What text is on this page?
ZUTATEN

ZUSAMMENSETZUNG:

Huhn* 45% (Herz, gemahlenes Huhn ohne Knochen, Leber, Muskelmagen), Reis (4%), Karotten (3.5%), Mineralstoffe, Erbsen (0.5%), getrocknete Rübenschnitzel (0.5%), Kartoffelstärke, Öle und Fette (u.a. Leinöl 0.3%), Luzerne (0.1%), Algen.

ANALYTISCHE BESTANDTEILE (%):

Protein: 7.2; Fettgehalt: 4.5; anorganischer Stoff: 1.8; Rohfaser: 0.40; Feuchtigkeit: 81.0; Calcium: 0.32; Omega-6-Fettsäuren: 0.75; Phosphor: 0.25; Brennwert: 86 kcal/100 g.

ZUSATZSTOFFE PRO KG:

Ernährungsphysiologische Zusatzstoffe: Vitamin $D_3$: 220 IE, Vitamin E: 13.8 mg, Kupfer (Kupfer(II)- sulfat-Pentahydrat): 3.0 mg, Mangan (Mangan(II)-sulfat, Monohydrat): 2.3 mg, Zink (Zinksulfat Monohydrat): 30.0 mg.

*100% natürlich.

YOUR OBJECTIVE: All of the material is to be given again exactly.

EXERCISE ANSWER:
What text is on this page?
ZUTATEN

ZUSAMMENSETZUNG:

Huhn* 45% (Herz, gemahlenes Huhn ohne Knochen, Leber, Muskelmagen), Reis (4%), Karotten (3.5%), Mineralstoffe, Erbsen (0.5%), getrocknete Rübenschnitzel (0.5%), Kartoffelstärke, Öle und Fette (u.a. Leinöl 0.3%), Luzerne (0.1%), Algen.

ANALYTISCHE BESTANDTEILE (%):

Protein: 7.2; Fettgehalt: 4.5; anorganischer Stoff: 1.8; Rohfaser: 0.40; Feuchtigkeit: 81.0; Calcium: 0.32; Omega-6-Fettsäuren: 0.75; Phosphor: 0.25; Brennwert: 86 kcal/100 g.

ZUSATZSTOFFE PRO KG:

Ernährungsphysiologische Zusatzstoffe: Vitamin $D_3$: 220 IE, Vitamin E: 13.8 mg, Kupfer (Kupfer(II)- sulfat-Pentahydrat): 3.0 mg, Mangan (Mangan(II)-sulfat, Monohydrat): 2.3 mg, Zink (Zinksulfat Monohydrat): 30.0 mg.

*100% natürlich.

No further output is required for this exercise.